■ Potongan Dokumen:
Sambil memeluk sang Istri, Nurdatin juga menenagkan Muntiah. Perlahan, pria 47 tahun tersebut membimbing sang istri. Mereka mencari tempat duduk untuk bercerita. "HP saya hilang buk. Barang-barang tidak ada yang terselamatkan. Hanya baju yang menempel," kata Nurdatin menjelaskan.
Nurdatin berangkat dari Solo sejak Senin (19/8) lalu. Dia sempat tidur di Pelabuhan Tanjung Perak sampai hari Kamis (22/8). Yaitu sampai kapal Santika Nusantara yang ditumpanginya berangkat menuju Balikpapan. Nurdatin saat itu berangkat bersama empat rekanya yang lain. Mereka adalah Suwarto, Suyadi, Darwin, dan Mustakim.
Lima orang tersebut adalah tetangga. Yaitu warga Randu Alas, Gilingan, Banjarsari, Solo, atau kampung halaman Presiden Jokowi waktu masih kecil dulu. Rencanaya, mereka berangkat ke Balikpapan untuk mengadu nasib. Mereka akan bekerja sebagai tukang Bangunan di sana.
Kapal Santika Nusantara yang mereka tumpangi berangkat dari Pelabuhan Tanjung Perak sekitar pukul 9.00. Saat itu, Nurdatin dan Muntiah juga sempat berkabar. Namun di siang hari, Nurdatin sudah tidak bisa dihubungi.
Sekitar pukul 20.00 (22/00), Nurdatin mengecarge HP miliknya di dek nomor tiga di kapal Santika Nusantara yang ditumpangi malam itu. Ketika itulah, tiba-tiba dia mendengar terikan penumpang kapal yang lain. "Kebakaran-kebakaran," kata Nurdatin menirukan teriakan para penumpang kapal malam itu. Sumbernya dari dek kapal bagian bawah. Atau dari tempat parkir mobil dan truk.
Mendengar teriakan itu, Nurdatin langsung panik. Sejumlah penumpang kapal semburat. Sesampainya Nurdatin di luar kapal, sudah banyak penumpang lain yang berkumpul. Mereka saling berdesak-desakan untuk menyelamatkan diri. "Ada yang bertahan di atas kapal yang terbakar, ada yang turun ke laut," tambah Nurdatin.
Setelah mengenakan pelampung, Nurdatin dan Suwarto memilih turun ke laut. Dia menuruni tangga tali yang telah disediakan ABK kapal malam itu. Nurdatin juga harus berdesak-desakan dengan penumpang lain yang hendak turun. "Saya melihat ibu-ibu tidak kuat megang talinya. Dia jatuh kejebur di laut. Entah gimana itu nasibnya," kenang Nurdatin.
Sesampainya di bawah Nurdatin bersama Suwarto langsung menaiki perahu karet. Setelah tertampung sebelas orang di sana, perahu karet di lepas dari KM Santika Nusantara. Mereka terombang-ambing ombak di tengah lautan malam itu. Nurdatin dan Suwarto hanya bisa berdo'a. Apalagi mereka juga terpisah dari tiga rekanya tadi.

Data penguraian halaman terstruktur:
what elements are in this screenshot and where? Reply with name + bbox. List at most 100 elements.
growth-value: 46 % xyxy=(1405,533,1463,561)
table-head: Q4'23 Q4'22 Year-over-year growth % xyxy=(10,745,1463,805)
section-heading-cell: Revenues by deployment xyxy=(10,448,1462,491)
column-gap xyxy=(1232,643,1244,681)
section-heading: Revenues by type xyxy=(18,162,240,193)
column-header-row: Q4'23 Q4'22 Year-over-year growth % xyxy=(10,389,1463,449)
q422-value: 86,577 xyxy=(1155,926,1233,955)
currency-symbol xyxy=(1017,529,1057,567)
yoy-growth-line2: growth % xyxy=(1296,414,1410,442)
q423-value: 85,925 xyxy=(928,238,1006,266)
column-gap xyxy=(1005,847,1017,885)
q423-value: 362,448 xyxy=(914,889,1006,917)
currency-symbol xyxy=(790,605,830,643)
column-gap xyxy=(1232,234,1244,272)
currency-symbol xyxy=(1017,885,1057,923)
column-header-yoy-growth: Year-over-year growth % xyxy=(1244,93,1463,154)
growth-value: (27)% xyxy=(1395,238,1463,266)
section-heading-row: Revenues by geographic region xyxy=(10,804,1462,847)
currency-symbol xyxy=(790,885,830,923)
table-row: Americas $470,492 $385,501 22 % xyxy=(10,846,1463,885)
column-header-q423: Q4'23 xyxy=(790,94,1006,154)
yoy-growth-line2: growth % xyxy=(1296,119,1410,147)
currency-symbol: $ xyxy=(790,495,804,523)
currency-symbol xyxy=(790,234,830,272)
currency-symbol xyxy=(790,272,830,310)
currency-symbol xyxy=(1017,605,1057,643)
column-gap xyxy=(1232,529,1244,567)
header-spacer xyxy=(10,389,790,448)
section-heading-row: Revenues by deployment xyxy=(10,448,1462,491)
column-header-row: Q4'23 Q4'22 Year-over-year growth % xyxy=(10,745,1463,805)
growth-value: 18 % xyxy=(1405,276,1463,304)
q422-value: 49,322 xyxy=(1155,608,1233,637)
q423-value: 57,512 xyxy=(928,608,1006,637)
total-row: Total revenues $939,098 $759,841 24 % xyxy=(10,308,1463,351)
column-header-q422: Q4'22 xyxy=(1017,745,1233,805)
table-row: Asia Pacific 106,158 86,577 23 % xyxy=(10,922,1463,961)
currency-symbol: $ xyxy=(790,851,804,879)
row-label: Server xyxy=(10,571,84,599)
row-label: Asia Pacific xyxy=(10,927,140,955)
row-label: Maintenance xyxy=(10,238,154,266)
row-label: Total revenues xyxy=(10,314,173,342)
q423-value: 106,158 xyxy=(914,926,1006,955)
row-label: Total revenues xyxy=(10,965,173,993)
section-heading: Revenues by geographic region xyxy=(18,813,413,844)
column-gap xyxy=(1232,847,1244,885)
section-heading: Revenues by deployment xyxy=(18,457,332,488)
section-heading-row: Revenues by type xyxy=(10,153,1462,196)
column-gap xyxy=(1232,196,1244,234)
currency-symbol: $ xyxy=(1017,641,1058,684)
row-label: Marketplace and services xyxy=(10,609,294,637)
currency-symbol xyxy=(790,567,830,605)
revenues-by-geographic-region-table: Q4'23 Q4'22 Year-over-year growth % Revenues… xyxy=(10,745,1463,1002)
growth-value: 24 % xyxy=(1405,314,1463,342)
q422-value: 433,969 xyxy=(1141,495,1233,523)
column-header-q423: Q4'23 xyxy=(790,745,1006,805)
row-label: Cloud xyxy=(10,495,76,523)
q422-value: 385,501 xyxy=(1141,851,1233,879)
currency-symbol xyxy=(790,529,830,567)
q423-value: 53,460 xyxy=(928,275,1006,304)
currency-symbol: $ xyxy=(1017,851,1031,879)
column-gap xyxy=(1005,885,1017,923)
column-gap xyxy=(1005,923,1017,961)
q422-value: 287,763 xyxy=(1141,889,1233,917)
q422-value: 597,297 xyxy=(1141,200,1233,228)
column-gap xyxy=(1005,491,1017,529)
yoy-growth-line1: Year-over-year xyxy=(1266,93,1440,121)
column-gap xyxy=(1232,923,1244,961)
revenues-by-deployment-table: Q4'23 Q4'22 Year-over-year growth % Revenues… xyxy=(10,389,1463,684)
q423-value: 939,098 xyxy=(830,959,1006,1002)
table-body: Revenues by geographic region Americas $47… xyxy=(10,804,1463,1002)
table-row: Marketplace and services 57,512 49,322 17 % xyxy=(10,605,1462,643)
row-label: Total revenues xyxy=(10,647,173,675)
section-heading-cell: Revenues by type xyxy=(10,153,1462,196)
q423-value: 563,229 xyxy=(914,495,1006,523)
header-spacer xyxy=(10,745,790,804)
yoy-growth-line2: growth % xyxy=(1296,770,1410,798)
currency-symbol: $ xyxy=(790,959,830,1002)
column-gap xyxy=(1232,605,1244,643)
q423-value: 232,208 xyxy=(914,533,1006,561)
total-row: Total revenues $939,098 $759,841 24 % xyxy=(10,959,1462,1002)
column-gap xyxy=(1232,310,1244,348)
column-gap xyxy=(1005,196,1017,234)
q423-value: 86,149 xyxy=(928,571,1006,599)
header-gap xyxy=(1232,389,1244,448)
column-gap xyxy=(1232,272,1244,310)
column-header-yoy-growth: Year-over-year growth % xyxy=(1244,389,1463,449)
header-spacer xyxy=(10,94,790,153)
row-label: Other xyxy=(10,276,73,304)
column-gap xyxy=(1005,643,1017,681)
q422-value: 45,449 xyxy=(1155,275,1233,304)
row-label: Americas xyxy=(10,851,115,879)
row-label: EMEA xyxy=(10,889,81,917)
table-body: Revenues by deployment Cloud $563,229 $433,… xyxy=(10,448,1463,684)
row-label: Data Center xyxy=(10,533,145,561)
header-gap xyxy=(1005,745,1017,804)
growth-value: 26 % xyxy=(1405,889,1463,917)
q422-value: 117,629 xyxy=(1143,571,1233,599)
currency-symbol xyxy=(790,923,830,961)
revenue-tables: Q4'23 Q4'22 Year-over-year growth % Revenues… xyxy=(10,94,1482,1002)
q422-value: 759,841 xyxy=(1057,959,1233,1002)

■ Tugas Pengerjaan:
1 – Dalam potongan dokumen tentang kebakaran kapal Santika Nusantara, siapa saja empat rekan yang berangkat bersama Nurdatin? Tuliskan nama mereka.
2 – Menurut potongan dokumen tentang kebakaran kapal Santika Nusantara, pada pukul berapa kapal itu berangkat dari Pelabuhan Tanjung Perak?
3 – Teruskan kisah Nurdatin dalam potongan dokumen tentang kebakaran kapal Santika Nusantara, mulai sesudah kalimat terakhir yang ditampilkan.

■ Jawaban yang Diharapkan:
1 – Suwarto, Suyadi, Darwin, dan Mustakim.

2 – Sekitar pukul 9.00.

3 –
Sekitar empat jam setelah lepas dari KM Santika Nusantara yang terbakar, ada satu kapal nelayan yang mendekati perahu karet yang ditumpangi Nurdatin bersma sepuluh orang lainya malam itu. Kapal tersebut juga sempat menyalakan lampu ke arah perahu karet Nurdatin. Namun kapal nelayan tersebut tidak berani mendekat. Apalagi menolong. "Entah kenapa itu kapal tidak berani menolong," ucap Nurdatin.
Semakin malam, perahu karet yang mereka tumpangi semakin jauh dari kapal yang terbakar. Kapal nelayan yang diharapkan untuk bisa menolong juga semakin menghilang. Perahu karet berisi sebelas orang itu terombang ambing mengikuti arus di lautan. Kepanikan Nurdatin dan Suwarto semakin bertambah. Sebab, semakin lama, perahu karet yang mereka tumpangi semakit tenggelam. Mereka hanya bisa berdo'a. "Yang kelihatan cuman leher kami saja. Pegangan juga sudah lemas," cerita Nurdatin tentang dua malam itu.
Sekitar pukul 8.00 (23/8) pagi, baru ada kapal barang yang melintas. Nurdatin, Suwarto dan sembilan orang lainya terus berteriak meminta pertolongan. Usaha mereka tidak sia-sia. Kapal itu mau mendekat. Awak kapal melemparkan tali untuk memberi pertolongan. Sebelas penumpang itu akhirnya selamat.
Kapal barang asal Timor Leste dengan tujuan Singapura itu bisa jadi tidak akan terlupakan oleh Nurdatin dan Juga Suwarno. Setelah menarik sebelas korban tadi, kapal tersebutlah yang mengantarkan mereka ketemu tim SAR untuk dievakuasi menggunakan KMP Dharma Ferry VII. Mereka pun selamat dan tiba di Surabaya.
Sampai kemarin, tim SAR Basarnas sudah mengevakuasi 311 korban, termasuk tiga korban meninggal dunia. Jumlah yang melebihi manifes perusahaan pelayaran (277). Meski begitu masih ada dua orang yang dilaporkan hilang.
#tulisan sudah dimuat di surat kabar harian Jawa Pos.